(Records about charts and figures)
++++++++++++++++++++
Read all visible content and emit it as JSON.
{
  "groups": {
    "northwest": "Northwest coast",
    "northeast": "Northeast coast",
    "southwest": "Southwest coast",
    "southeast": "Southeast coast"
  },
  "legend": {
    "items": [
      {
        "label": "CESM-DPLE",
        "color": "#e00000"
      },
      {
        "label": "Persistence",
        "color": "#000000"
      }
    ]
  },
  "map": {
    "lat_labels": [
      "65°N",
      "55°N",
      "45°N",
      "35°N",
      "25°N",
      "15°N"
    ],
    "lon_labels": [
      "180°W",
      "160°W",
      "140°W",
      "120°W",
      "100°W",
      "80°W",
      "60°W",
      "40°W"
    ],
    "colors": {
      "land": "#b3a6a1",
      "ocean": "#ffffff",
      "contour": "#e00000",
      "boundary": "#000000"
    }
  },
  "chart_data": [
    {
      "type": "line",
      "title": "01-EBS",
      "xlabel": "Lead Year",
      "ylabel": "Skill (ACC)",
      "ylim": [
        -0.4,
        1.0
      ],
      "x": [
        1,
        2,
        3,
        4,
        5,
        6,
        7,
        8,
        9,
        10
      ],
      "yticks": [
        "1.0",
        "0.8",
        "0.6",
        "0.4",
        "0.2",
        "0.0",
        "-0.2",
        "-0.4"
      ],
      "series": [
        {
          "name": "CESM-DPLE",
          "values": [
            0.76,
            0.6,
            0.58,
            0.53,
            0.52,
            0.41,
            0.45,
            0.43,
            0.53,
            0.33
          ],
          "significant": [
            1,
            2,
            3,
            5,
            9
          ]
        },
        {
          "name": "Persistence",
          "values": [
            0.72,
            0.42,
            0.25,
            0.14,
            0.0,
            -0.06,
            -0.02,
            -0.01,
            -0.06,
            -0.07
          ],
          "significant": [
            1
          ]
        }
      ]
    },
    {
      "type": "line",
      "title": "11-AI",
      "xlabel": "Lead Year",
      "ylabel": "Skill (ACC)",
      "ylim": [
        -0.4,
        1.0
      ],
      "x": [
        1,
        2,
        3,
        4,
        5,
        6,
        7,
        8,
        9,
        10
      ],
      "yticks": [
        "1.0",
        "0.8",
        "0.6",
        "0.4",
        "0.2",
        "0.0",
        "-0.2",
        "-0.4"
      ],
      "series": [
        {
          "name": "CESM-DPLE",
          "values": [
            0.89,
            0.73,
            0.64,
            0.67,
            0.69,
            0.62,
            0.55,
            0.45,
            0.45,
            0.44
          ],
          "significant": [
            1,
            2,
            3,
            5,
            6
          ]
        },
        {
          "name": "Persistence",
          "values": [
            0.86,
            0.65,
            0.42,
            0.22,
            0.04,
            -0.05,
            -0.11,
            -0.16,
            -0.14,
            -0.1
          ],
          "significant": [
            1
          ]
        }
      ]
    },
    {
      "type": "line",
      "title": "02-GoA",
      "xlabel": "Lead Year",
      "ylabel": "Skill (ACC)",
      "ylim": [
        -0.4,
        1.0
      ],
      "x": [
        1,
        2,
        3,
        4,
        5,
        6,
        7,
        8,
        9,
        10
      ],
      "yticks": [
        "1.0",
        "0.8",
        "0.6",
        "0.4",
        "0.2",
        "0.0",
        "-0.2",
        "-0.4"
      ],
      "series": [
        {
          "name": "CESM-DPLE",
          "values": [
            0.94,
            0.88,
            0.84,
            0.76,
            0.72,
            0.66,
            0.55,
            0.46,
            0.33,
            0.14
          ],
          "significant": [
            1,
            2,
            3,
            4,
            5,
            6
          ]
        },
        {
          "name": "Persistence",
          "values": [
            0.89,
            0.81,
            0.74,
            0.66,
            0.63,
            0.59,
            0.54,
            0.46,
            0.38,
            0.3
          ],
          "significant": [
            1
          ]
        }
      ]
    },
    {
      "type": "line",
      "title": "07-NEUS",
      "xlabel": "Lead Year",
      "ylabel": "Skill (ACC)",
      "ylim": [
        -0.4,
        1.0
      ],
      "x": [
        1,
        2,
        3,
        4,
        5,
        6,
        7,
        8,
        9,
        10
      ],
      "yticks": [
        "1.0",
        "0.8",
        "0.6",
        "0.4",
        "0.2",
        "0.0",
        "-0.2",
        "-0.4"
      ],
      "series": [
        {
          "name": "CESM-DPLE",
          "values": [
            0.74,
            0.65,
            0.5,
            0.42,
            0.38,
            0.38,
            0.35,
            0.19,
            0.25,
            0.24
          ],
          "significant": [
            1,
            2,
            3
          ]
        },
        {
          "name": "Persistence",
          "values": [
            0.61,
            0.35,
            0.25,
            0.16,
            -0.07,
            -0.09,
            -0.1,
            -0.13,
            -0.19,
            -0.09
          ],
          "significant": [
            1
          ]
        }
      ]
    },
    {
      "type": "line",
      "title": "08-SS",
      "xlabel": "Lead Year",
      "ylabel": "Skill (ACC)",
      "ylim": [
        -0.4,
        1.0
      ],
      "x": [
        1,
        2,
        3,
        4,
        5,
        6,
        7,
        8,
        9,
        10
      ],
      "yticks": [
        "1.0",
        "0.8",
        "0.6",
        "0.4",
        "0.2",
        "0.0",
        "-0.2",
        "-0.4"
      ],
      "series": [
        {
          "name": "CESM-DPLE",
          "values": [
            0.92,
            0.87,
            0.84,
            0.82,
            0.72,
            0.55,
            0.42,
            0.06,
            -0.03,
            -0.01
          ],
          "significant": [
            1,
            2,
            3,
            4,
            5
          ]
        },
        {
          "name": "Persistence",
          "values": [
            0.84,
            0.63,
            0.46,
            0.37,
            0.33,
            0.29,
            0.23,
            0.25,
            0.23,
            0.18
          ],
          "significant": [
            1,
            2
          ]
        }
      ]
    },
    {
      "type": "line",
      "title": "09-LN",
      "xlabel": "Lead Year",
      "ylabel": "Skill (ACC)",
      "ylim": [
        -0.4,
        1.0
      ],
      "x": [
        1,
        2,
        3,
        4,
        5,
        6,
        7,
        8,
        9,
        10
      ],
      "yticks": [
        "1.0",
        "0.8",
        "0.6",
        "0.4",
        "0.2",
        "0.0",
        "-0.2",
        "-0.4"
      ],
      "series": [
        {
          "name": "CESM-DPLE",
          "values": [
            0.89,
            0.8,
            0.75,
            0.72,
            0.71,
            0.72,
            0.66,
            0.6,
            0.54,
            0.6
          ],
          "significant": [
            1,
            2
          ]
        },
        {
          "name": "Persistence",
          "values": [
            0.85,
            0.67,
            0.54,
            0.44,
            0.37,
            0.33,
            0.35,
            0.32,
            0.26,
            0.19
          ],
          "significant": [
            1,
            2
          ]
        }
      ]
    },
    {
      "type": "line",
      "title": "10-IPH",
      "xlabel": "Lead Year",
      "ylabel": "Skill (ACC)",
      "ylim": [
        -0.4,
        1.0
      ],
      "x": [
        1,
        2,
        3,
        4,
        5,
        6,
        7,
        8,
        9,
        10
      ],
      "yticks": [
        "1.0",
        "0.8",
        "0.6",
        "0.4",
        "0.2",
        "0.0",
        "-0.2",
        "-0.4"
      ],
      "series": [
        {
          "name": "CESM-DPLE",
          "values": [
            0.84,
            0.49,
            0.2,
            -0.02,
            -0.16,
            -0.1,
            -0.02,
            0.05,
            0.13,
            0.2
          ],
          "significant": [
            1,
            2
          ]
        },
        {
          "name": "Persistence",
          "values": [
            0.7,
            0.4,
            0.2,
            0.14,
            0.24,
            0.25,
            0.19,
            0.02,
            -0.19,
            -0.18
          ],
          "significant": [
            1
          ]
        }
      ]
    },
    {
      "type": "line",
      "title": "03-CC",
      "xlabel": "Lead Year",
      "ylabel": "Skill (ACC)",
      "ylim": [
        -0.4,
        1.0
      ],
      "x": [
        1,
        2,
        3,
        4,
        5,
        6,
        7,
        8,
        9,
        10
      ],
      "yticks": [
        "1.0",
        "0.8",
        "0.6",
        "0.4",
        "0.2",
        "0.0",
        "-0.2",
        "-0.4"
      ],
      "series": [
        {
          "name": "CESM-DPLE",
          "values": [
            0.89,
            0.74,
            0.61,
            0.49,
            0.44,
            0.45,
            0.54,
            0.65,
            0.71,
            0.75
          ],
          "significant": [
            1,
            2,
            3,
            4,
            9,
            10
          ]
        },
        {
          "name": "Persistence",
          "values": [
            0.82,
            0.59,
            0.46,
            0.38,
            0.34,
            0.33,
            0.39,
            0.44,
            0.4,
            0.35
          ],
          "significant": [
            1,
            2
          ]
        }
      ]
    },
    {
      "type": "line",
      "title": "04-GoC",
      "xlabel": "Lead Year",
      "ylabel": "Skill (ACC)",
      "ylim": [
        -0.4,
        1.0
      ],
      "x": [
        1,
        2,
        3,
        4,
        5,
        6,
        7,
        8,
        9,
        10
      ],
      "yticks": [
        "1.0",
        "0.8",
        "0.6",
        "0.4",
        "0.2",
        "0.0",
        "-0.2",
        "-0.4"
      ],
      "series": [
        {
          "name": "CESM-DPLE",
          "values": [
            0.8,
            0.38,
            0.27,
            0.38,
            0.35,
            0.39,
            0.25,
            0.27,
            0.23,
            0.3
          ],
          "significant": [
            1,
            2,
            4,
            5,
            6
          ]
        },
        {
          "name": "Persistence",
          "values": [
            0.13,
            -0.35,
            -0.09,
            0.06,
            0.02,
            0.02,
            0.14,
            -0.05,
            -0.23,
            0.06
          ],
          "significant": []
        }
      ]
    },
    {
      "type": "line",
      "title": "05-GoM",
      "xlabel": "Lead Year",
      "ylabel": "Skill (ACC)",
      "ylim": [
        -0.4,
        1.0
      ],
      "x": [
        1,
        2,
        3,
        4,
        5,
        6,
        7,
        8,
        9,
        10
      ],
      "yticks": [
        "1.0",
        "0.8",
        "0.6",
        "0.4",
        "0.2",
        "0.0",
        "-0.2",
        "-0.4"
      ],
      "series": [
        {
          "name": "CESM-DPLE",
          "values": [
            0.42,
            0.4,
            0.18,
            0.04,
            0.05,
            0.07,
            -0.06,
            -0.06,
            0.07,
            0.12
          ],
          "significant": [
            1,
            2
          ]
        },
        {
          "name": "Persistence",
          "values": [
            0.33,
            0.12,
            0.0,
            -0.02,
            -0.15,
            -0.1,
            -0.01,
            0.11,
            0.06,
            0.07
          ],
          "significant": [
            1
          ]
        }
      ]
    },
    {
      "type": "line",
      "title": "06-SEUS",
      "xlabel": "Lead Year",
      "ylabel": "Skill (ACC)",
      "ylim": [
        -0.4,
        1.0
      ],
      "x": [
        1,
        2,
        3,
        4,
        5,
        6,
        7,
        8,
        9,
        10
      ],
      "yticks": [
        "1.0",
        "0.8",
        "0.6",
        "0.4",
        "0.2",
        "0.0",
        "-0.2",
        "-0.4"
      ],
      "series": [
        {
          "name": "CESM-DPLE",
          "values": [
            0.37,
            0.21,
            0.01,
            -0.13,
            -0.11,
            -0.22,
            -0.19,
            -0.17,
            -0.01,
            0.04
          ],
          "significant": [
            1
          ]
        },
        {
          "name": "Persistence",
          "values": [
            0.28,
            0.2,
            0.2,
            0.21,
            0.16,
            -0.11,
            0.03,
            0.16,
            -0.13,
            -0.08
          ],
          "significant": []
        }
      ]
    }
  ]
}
++++++++++++++++++++
» Problem:
Extract from the material all lines containing the string "title".

» Answer to the task:
      "title": "01-EBS",
      "title": "11-AI",
      "title": "02-GoA",
      "title": "07-NEUS",
      "title": "08-SS",
      "title": "09-LN",
      "title": "10-IPH",
      "title": "03-CC",
      "title": "04-GoC",
      "title": "05-GoM",
      "title": "06-SEUS",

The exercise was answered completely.